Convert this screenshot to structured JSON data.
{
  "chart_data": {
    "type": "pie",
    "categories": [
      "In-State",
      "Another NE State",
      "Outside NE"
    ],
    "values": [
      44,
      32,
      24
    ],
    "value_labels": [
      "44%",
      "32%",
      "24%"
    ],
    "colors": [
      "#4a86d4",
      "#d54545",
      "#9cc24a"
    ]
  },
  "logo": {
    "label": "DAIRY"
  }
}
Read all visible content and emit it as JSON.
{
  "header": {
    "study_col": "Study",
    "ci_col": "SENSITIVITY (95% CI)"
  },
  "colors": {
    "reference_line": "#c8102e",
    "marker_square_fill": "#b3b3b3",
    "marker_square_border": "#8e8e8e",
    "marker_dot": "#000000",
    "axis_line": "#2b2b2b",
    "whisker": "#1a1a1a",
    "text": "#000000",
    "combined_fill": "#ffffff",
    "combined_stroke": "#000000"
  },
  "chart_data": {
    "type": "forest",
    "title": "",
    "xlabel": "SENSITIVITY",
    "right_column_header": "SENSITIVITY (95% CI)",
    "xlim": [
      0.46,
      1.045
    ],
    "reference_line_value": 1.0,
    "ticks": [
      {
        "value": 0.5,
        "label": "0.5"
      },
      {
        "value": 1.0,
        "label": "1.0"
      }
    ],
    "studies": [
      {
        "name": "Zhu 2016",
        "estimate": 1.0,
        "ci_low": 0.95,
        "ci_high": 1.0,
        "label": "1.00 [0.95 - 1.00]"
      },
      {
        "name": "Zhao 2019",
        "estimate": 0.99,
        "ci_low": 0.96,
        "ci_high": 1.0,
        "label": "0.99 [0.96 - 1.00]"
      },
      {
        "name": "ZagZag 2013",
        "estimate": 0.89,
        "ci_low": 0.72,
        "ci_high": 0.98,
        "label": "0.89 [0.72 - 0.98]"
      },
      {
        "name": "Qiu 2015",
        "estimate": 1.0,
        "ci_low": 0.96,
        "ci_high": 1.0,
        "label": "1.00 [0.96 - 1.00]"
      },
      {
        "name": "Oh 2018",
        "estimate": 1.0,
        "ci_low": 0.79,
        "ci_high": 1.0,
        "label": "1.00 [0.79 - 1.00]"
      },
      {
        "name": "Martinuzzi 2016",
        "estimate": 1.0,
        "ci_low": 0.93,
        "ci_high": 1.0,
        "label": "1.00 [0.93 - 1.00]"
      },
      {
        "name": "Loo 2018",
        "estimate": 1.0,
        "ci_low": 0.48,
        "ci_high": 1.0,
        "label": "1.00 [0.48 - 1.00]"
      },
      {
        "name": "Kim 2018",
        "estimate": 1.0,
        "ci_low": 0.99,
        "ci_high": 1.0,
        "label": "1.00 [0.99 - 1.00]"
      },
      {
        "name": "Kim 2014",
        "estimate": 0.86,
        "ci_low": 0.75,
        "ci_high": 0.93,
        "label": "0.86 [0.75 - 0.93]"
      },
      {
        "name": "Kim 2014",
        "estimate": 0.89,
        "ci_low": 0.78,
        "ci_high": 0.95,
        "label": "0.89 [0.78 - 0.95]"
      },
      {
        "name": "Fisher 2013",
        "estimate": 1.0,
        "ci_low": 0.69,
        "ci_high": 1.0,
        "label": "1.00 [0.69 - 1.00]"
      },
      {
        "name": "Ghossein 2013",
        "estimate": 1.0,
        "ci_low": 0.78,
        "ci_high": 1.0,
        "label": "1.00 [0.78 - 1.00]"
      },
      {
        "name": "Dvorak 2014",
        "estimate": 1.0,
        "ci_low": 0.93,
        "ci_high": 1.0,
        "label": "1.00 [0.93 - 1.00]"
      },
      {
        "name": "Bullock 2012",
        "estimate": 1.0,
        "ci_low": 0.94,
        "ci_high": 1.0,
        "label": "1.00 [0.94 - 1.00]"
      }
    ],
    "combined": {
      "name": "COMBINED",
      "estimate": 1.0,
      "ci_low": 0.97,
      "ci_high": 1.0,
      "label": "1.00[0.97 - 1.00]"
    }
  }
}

....

Retype the listing. Match it exactly.

Convert this screenshot to structured JSON data.
{
  "chart_data": {
    "type": "pie",
    "categories": [
      "In-State",
      "Another NE State",
      "Outside NE"
    ],
    "values": [
      44,
      32,
      24
    ],
    "value_labels": [
      "44%",
      "32%",
      "24%"
    ],
    "colors": [
      "#4a86d4",
      "#d54545",
      "#9cc24a"
    ]
  },
  "logo": {
    "label": "DAIRY"
  }
}
Read all visible content and emit it as JSON.
{
  "header": {
    "study_col": "Study",
    "ci_col": "SENSITIVITY (95% CI)"
  },
  "colors": {
    "reference_line": "#c8102e",
    "marker_square_fill": "#b3b3b3",
    "marker_square_border": "#8e8e8e",
    "marker_dot": "#000000",
    "axis_line": "#2b2b2b",
    "whisker": "#1a1a1a",
    "text": "#000000",
    "combined_fill": "#ffffff",
    "combined_stroke": "#000000"
  },
  "chart_data": {
    "type": "forest",
    "title": "",
    "xlabel": "SENSITIVITY",
    "right_column_header": "SENSITIVITY (95% CI)",
    "xlim": [
      0.46,
      1.045
    ],
    "reference_line_value": 1.0,
    "ticks": [
      {
        "value": 0.5,
        "label": "0.5"
      },
      {
        "value": 1.0,
        "label": "1.0"
      }
    ],
    "studies": [
      {
        "name": "Zhu 2016",
        "estimate": 1.0,
        "ci_low": 0.95,
        "ci_high": 1.0,
        "label": "1.00 [0.95 - 1.00]"
      },
      {
        "name": "Zhao 2019",
        "estimate": 0.99,
        "ci_low": 0.96,
        "ci_high": 1.0,
        "label": "0.99 [0.96 - 1.00]"
      },
      {
        "name": "ZagZag 2013",
        "estimate": 0.89,
        "ci_low": 0.72,
        "ci_high": 0.98,
        "label": "0.89 [0.72 - 0.98]"
      },
      {
        "name": "Qiu 2015",
        "estimate": 1.0,
        "ci_low": 0.96,
        "ci_high": 1.0,
        "label": "1.00 [0.96 - 1.00]"
      },
      {
        "name": "Oh 2018",
        "estimate": 1.0,
        "ci_low": 0.79,
        "ci_high": 1.0,
        "label": "1.00 [0.79 - 1.00]"
      },
      {
        "name": "Martinuzzi 2016",
        "estimate": 1.0,
        "ci_low": 0.93,
        "ci_high": 1.0,
        "label": "1.00 [0.93 - 1.00]"
      },
      {
        "name": "Loo 2018",
        "estimate": 1.0,
        "ci_low": 0.48,
        "ci_high": 1.0,
        "label": "1.00 [0.48 - 1.00]"
      },
      {
        "name": "Kim 2018",
        "estimate": 1.0,
        "ci_low": 0.99,
        "ci_high": 1.0,
        "label": "1.00 [0.99 - 1.00]"
      },
      {
        "name": "Kim 2014",
        "estimate": 0.86,
        "ci_low": 0.75,
        "ci_high": 0.93,
        "label": "0.86 [0.75 - 0.93]"
      },
      {
        "name": "Kim 2014",
        "estimate": 0.89,
        "ci_low": 0.78,
        "ci_high": 0.95,
        "label": "0.89 [0.78 - 0.95]"
      },
      {
        "name": "Fisher 2013",
        "estimate": 1.0,
        "ci_low": 0.69,
        "ci_high": 1.0,
        "label": "1.00 [0.69 - 1.00]"
      },
      {
        "name": "Ghossein 2013",
        "estimate": 1.0,
        "ci_low": 0.78,
        "ci_high": 1.0,
        "label": "1.00 [0.78 - 1.00]"
      },
      {
        "name": "Dvorak 2014",
        "estimate": 1.0,
        "ci_low": 0.93,
        "ci_high": 1.0,
        "label": "1.00 [0.93 - 1.00]"
      },
      {
        "name": "Bullock 2012",
        "estimate": 1.0,
        "ci_low": 0.94,
        "ci_high": 1.0,
        "label": "1.00 [0.94 - 1.00]"
      }
    ],
    "combined": {
      "name": "COMBINED",
      "estimate": 1.0,
      "ci_low": 0.97,
      "ci_high": 1.0,
      "label": "1.00[0.97 - 1.00]"
    }
  }
}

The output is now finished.